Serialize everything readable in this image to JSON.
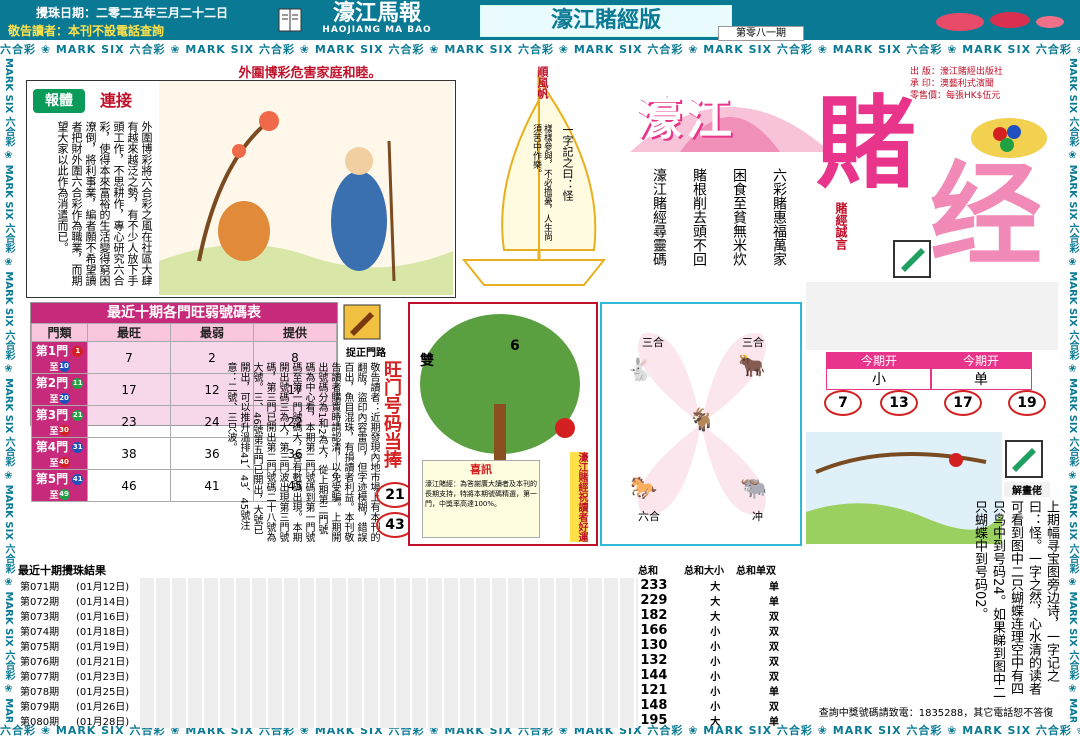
{
  "header": {
    "date_line": "攪珠日期：二零二五年三月二十二日",
    "warning": "敬告讀者：本刊不設電話查詢",
    "newspaper_name": "濠江馬報",
    "newspaper_pinyin": "HAOJIANG MA BAO",
    "edition_title": "濠江賭經版",
    "issue_no": "第零八一期"
  },
  "strip_text": "六合彩 ❀ MARK SIX 六合彩 ❀ MARK SIX 六合彩 ❀ MARK SIX 六合彩 ❀ MARK SIX 六合彩 ❀ MARK SIX 六合彩 ❀ MARK SIX 六合彩 ❀ MARK SIX 六合彩 ❀ MARK SIX 六合彩 ❀ MARK SIX 六合彩 ❀ MARK SIX 六合彩 ❀",
  "vstrip_text": "MARK SIX 六合彩 ❀ MARK SIX 六合彩 ❀ MARK SIX 六合彩 ❀ MARK SIX 六合彩 ❀ MARK SIX 六合彩 ❀ MARK SIX 六合彩 ❀ MARK SIX",
  "publisher": {
    "l1": "出  版：濠江賭經出版社",
    "l2": "承  印：澳藝利式濱聞",
    "l3": "零售價：每張HK$伍元"
  },
  "article": {
    "headline": "外圍博彩危害家庭和睦。",
    "badge1": "報體",
    "badge2": "連接",
    "body": "外圍博彩將六合彩之風在社區大肆有越來越泛之勢，有不少人放下手頭工作，不思耕作，專心研究六合彩，使得本來富裕的生活變得窮困潦倒，將利事業，編者願不希望讀者把財外圍六合彩作為職業，而期望大家以此作為消遣而已。"
  },
  "sail": {
    "label": "順風帆",
    "body": "一字記之曰：怪",
    "poem": "樣樣參與，不必擔憂，人生尚須苦中作樂。"
  },
  "poem": {
    "line1": "六彩賭惠福萬家",
    "line2": "困食至貧無米炊",
    "line3": "賭根削去頭不回",
    "line4": "濠江賭經尋靈碼"
  },
  "big_title": {
    "a": "濠江",
    "b": "賭",
    "c": "经",
    "motto": "賭經誠言"
  },
  "hot_table": {
    "title": "最近十期各門旺弱號碼表",
    "headers": [
      "門類",
      "最旺",
      "最弱",
      "提供"
    ],
    "rows": [
      {
        "label": "第1門",
        "from": "1",
        "to": "10",
        "hot": "7",
        "cold": "2",
        "pick": "8"
      },
      {
        "label": "第2門",
        "from": "11",
        "to": "20",
        "hot": "17",
        "cold": "12",
        "pick": "17"
      },
      {
        "label": "第3門",
        "from": "21",
        "to": "30",
        "hot": "23",
        "cold": "24",
        "pick": "22"
      },
      {
        "label": "第4門",
        "from": "31",
        "to": "40",
        "hot": "38",
        "cold": "36",
        "pick": "36"
      },
      {
        "label": "第5門",
        "from": "41",
        "to": "49",
        "hot": "46",
        "cold": "41",
        "pick": "45"
      }
    ],
    "side_label": "捉正門路"
  },
  "notice": {
    "text": "敬告讀者：近期發現內地市場上有本刊的翻版，盜印內容雷同，但字迹模糊，錯誤百出，魚目混珠，有損讀者利益。本刊敬告讀者購買時請認清，以免受騙。上期開出號碼分為1和2為大，從上期第二門號碼為中心看，本期第二門號碼到第一門號碼至第一門號碼大，各有數碼出現。本期開出號碼三為大，第三門波出現第三門號碼，第三門已開出第二門號碼二十八號為大號。三、46號第五門已開出，大號已開出，可以推升溫排41、43、45號注意：二號、三只波。"
  },
  "hot_gate": {
    "title": "旺门号码当捧",
    "n1": "21",
    "n2": "43"
  },
  "tree": {
    "label_top": "雙",
    "label_num": "6",
    "news_title": "喜訊",
    "news_body": "濠江賭經：為答謝廣大讀者及本刊的長期支持，特將本期號碼精選，第一門，中獎率高達100%。",
    "vertical": "濠江賭經祝讀者好運"
  },
  "animals": {
    "a1": "三合",
    "a2": "三合",
    "a3": "六合",
    "a4": "冲"
  },
  "this_period": {
    "label": "今期开",
    "size_value": "小",
    "odd_value": "单",
    "numbers": [
      "7",
      "13",
      "17",
      "19"
    ]
  },
  "puzzle": {
    "label": "解畫佬",
    "text": "上期幅寻宝图旁边诗，一字记之曰：怪。一字之然，心水清的读者可看到图中二只蝴蝶连理空中有四只鸟中到号码24。如果睇到图中二只蝴蝶中到号码02。"
  },
  "results": {
    "title": "最近十期攪珠結果",
    "head_sum": "总和",
    "head_size": "总和大小",
    "head_odd": "总和单双",
    "rows": [
      {
        "period": "第071期",
        "date": "(01月12日)",
        "sum": "233",
        "size": "大",
        "odd": "单"
      },
      {
        "period": "第072期",
        "date": "(01月14日)",
        "sum": "229",
        "size": "大",
        "odd": "单"
      },
      {
        "period": "第073期",
        "date": "(01月16日)",
        "sum": "182",
        "size": "大",
        "odd": "双"
      },
      {
        "period": "第074期",
        "date": "(01月18日)",
        "sum": "166",
        "size": "小",
        "odd": "双"
      },
      {
        "period": "第075期",
        "date": "(01月19日)",
        "sum": "130",
        "size": "小",
        "odd": "双"
      },
      {
        "period": "第076期",
        "date": "(01月21日)",
        "sum": "132",
        "size": "小",
        "odd": "双"
      },
      {
        "period": "第077期",
        "date": "(01月23日)",
        "sum": "144",
        "size": "小",
        "odd": "双"
      },
      {
        "period": "第078期",
        "date": "(01月25日)",
        "sum": "121",
        "size": "小",
        "odd": "单"
      },
      {
        "period": "第079期",
        "date": "(01月26日)",
        "sum": "148",
        "size": "小",
        "odd": "双"
      },
      {
        "period": "第080期",
        "date": "(01月28日)",
        "sum": "195",
        "size": "大",
        "odd": "单"
      }
    ]
  },
  "footer": {
    "line": "查詢中獎號碼請致電：1835288，其它電話恕不答復"
  },
  "colors": {
    "teal": "#0a7a94",
    "pink": "#e8348a",
    "red": "#d42020"
  }
}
***
_WHAT YOU HAVE TO DO_
With the pictures left out, transcribe the material exactly.

_SOLUTION FOR THIS TASK_
Serialize everything readable in this image to JSON.
{
  "header": {
    "date_line": "攪珠日期：二零二五年三月二十二日",
    "warning": "敬告讀者：本刊不設電話查詢",
    "newspaper_name": "濠江馬報",
    "newspaper_pinyin": "HAOJIANG MA BAO",
    "edition_title": "濠江賭經版",
    "issue_no": "第零八一期"
  },
  "strip_text": "六合彩 ❀ MARK SIX 六合彩 ❀ MARK SIX 六合彩 ❀ MARK SIX 六合彩 ❀ MARK SIX 六合彩 ❀ MARK SIX 六合彩 ❀ MARK SIX 六合彩 ❀ MARK SIX 六合彩 ❀ MARK SIX 六合彩 ❀ MARK SIX 六合彩 ❀ MARK SIX 六合彩 ❀",
  "vstrip_text": "MARK SIX 六合彩 ❀ MARK SIX 六合彩 ❀ MARK SIX 六合彩 ❀ MARK SIX 六合彩 ❀ MARK SIX 六合彩 ❀ MARK SIX 六合彩 ❀ MARK SIX",
  "publisher": {
    "l1": "出  版：濠江賭經出版社",
    "l2": "承  印：澳藝利式濱聞",
    "l3": "零售價：每張HK$伍元"
  },
  "article": {
    "headline": "外圍博彩危害家庭和睦。",
    "badge1": "報體",
    "badge2": "連接",
    "body": "外圍博彩將六合彩之風在社區大肆有越來越泛之勢，有不少人放下手頭工作，不思耕作，專心研究六合彩，使得本來富裕的生活變得窮困潦倒，將利事業，編者願不希望讀者把財外圍六合彩作為職業，而期望大家以此作為消遣而已。"
  },
  "sail": {
    "label": "順風帆",
    "body": "一字記之曰：怪",
    "poem": "樣樣參與，不必擔憂，人生尚須苦中作樂。"
  },
  "poem": {
    "line1": "六彩賭惠福萬家",
    "line2": "困食至貧無米炊",
    "line3": "賭根削去頭不回",
    "line4": "濠江賭經尋靈碼"
  },
  "big_title": {
    "a": "濠江",
    "b": "賭",
    "c": "经",
    "motto": "賭經誠言"
  },
  "hot_table": {
    "title": "最近十期各門旺弱號碼表",
    "headers": [
      "門類",
      "最旺",
      "最弱",
      "提供"
    ],
    "rows": [
      {
        "label": "第1門",
        "from": "1",
        "to": "10",
        "hot": "7",
        "cold": "2",
        "pick": "8"
      },
      {
        "label": "第2門",
        "from": "11",
        "to": "20",
        "hot": "17",
        "cold": "12",
        "pick": "17"
      },
      {
        "label": "第3門",
        "from": "21",
        "to": "30",
        "hot": "23",
        "cold": "24",
        "pick": "22"
      },
      {
        "label": "第4門",
        "from": "31",
        "to": "40",
        "hot": "38",
        "cold": "36",
        "pick": "36"
      },
      {
        "label": "第5門",
        "from": "41",
        "to": "49",
        "hot": "46",
        "cold": "41",
        "pick": "45"
      }
    ],
    "side_label": "捉正門路"
  },
  "notice": {
    "text": "敬告讀者：近期發現內地市場上有本刊的翻版，盜印內容雷同，但字迹模糊，錯誤百出，魚目混珠，有損讀者利益。本刊敬告讀者購買時請認清，以免受騙。上期開出號碼分為1和2為大，從上期第二門號碼為中心看，本期第二門號碼到第一門號碼至第一門號碼大，各有數碼出現。本期開出號碼三為大，第三門波出現第三門號碼，第三門已開出第二門號碼二十八號為大號。三、46號第五門已開出，大號已開出，可以推升溫排41、43、45號注意：二號、三只波。"
  },
  "hot_gate": {
    "title": "旺门号码当捧",
    "n1": "21",
    "n2": "43"
  },
  "tree": {
    "label_top": "雙",
    "label_num": "6",
    "news_title": "喜訊",
    "news_body": "濠江賭經：為答謝廣大讀者及本刊的長期支持，特將本期號碼精選，第一門，中獎率高達100%。",
    "vertical": "濠江賭經祝讀者好運"
  },
  "animals": {
    "a1": "三合",
    "a2": "三合",
    "a3": "六合",
    "a4": "冲"
  },
  "this_period": {
    "label": "今期开",
    "size_value": "小",
    "odd_value": "单",
    "numbers": [
      "7",
      "13",
      "17",
      "19"
    ]
  },
  "puzzle": {
    "label": "解畫佬",
    "text": "上期幅寻宝图旁边诗，一字记之曰：怪。一字之然，心水清的读者可看到图中二只蝴蝶连理空中有四只鸟中到号码24。如果睇到图中二只蝴蝶中到号码02。"
  },
  "results": {
    "title": "最近十期攪珠結果",
    "head_sum": "总和",
    "head_size": "总和大小",
    "head_odd": "总和单双",
    "rows": [
      {
        "period": "第071期",
        "date": "(01月12日)",
        "sum": "233",
        "size": "大",
        "odd": "单"
      },
      {
        "period": "第072期",
        "date": "(01月14日)",
        "sum": "229",
        "size": "大",
        "odd": "单"
      },
      {
        "period": "第073期",
        "date": "(01月16日)",
        "sum": "182",
        "size": "大",
        "odd": "双"
      },
      {
        "period": "第074期",
        "date": "(01月18日)",
        "sum": "166",
        "size": "小",
        "odd": "双"
      },
      {
        "period": "第075期",
        "date": "(01月19日)",
        "sum": "130",
        "size": "小",
        "odd": "双"
      },
      {
        "period": "第076期",
        "date": "(01月21日)",
        "sum": "132",
        "size": "小",
        "odd": "双"
      },
      {
        "period": "第077期",
        "date": "(01月23日)",
        "sum": "144",
        "size": "小",
        "odd": "双"
      },
      {
        "period": "第078期",
        "date": "(01月25日)",
        "sum": "121",
        "size": "小",
        "odd": "单"
      },
      {
        "period": "第079期",
        "date": "(01月26日)",
        "sum": "148",
        "size": "小",
        "odd": "双"
      },
      {
        "period": "第080期",
        "date": "(01月28日)",
        "sum": "195",
        "size": "大",
        "odd": "单"
      }
    ]
  },
  "footer": {
    "line": "查詢中獎號碼請致電：1835288，其它電話恕不答復"
  },
  "colors": {
    "teal": "#0a7a94",
    "pink": "#e8348a",
    "red": "#d42020"
  }
}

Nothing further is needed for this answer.